> **Short task**: Report how many lines contain "JSON"; state the number and nothing else.

**** Data records

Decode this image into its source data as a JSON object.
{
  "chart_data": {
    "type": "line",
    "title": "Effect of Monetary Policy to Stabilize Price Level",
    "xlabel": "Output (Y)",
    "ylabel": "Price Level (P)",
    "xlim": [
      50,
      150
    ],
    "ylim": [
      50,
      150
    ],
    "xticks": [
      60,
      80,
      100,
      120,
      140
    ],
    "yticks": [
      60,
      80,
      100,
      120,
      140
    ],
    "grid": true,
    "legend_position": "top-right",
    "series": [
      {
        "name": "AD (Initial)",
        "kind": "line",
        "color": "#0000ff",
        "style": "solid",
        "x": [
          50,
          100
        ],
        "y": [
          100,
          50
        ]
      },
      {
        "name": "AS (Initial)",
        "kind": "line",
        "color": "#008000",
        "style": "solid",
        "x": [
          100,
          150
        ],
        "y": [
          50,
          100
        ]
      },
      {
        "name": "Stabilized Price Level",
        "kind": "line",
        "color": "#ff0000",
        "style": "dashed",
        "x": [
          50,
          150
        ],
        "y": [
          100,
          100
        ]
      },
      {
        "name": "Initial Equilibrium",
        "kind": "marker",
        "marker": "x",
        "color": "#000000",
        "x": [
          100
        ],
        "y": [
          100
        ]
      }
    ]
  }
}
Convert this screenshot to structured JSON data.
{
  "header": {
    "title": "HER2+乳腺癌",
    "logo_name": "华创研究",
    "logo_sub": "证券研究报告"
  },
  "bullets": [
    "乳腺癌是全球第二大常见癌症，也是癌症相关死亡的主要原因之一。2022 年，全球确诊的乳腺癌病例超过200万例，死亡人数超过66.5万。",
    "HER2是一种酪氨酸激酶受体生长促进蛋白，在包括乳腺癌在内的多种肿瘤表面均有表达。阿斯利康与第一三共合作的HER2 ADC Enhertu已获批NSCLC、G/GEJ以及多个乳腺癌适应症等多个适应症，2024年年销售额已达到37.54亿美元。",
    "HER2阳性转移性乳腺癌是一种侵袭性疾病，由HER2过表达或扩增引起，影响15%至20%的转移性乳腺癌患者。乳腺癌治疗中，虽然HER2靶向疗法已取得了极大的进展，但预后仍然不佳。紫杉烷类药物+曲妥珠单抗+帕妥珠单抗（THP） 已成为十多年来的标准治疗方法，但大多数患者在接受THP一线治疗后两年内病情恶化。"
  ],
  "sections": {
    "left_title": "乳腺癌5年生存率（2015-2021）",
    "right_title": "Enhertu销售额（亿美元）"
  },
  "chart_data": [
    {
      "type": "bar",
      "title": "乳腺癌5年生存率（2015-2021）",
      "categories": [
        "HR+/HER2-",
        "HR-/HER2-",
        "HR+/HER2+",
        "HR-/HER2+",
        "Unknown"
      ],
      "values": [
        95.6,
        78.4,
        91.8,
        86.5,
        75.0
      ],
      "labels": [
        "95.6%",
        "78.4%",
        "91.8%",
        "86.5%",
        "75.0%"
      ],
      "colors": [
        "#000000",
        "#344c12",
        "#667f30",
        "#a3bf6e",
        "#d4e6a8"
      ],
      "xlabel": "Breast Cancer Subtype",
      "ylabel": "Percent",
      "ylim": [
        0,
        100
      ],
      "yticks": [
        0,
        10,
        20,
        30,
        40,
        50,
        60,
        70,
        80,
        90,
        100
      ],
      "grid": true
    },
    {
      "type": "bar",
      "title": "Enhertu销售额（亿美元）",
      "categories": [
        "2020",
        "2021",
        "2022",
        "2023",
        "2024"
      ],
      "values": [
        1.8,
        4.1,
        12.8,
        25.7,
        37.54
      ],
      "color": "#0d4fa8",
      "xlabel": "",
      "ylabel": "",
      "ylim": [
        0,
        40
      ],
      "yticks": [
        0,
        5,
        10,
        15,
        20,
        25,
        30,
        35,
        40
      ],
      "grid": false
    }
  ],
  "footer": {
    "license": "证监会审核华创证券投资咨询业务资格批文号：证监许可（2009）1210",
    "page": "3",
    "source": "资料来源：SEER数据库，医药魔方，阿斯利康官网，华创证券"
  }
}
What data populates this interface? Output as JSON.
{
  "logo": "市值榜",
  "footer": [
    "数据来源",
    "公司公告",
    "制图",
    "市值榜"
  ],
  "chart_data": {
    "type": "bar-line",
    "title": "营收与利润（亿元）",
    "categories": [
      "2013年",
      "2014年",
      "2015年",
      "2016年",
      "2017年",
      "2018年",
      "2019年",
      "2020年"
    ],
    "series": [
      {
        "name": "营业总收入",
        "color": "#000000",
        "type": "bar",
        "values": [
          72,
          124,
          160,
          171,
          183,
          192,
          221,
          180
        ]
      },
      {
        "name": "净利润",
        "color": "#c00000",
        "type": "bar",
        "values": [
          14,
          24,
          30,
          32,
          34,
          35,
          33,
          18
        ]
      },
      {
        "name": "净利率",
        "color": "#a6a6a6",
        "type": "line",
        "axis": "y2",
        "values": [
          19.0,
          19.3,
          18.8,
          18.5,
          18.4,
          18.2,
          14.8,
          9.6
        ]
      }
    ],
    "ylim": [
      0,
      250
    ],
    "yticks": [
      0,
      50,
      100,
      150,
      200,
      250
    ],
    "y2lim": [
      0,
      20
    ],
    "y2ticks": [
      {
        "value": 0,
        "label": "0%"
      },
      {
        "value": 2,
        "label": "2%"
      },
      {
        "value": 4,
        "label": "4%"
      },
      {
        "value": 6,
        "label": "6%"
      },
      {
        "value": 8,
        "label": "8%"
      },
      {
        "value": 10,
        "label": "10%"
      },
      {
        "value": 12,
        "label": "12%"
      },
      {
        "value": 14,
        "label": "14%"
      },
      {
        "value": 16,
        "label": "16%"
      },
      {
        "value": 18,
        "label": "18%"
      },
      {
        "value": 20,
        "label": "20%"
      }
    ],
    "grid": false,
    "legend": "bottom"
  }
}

********

> **Response to the exercise**: 3